- **TASK TO COMPLETE**: Gather all lines from the material that contain the word "EDTA".
** Start **
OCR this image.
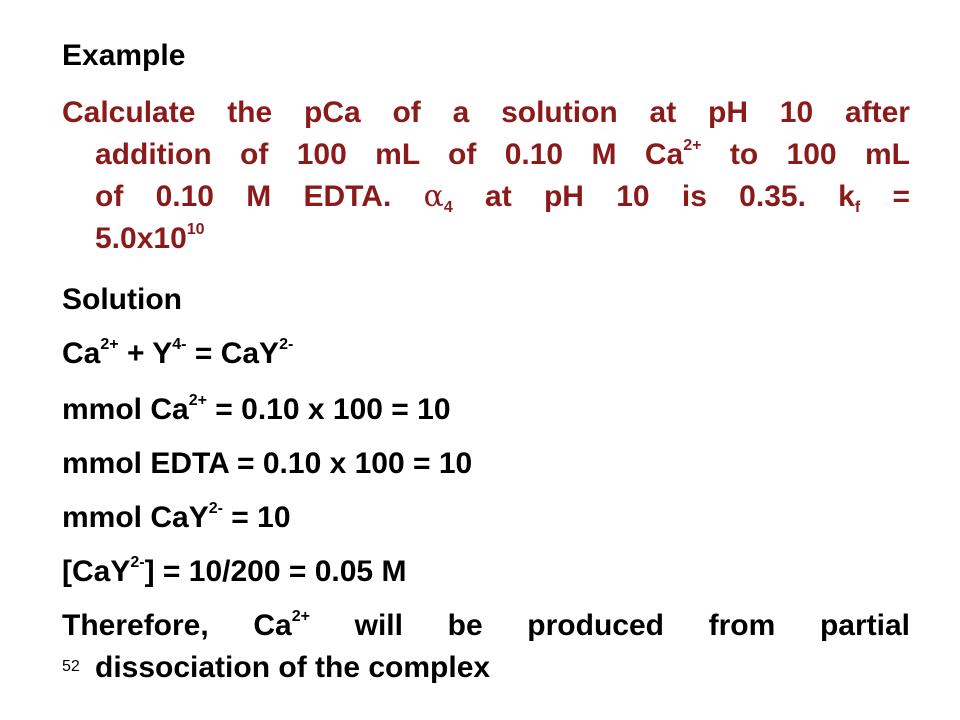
Example
Calculate the pCa of a solution at pH 10 after
addition of 100 mL of 0.10 M $Ca^{2+}$ to 100 mL
of 0.10 M EDTA. $\alpha_4$ at pH 10 is 0.35. $k_f$ =
$5.0x10^{10}$
Solution
$Ca^{2+} + Y^{4-} = CaY^{2-}$
mmol $Ca^{2+} = 0.10$ x 100 = 10
mmol EDTA = 0.10 x 100 = 10
mmol CaY$^{2-}$ = 10
[CaY$^{2-}$] = 10/200 = 0.05 M
Therefore, $Ca^{2+}$ will be produced from partial
dissociation of the complex
52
** End **
- **SOLUTION TO THIS TASK**:
of 0.10 M EDTA. $\alpha_4$ at pH 10 is 0.35. $k_f$ =
mmol EDTA = 0.10 x 100 = 10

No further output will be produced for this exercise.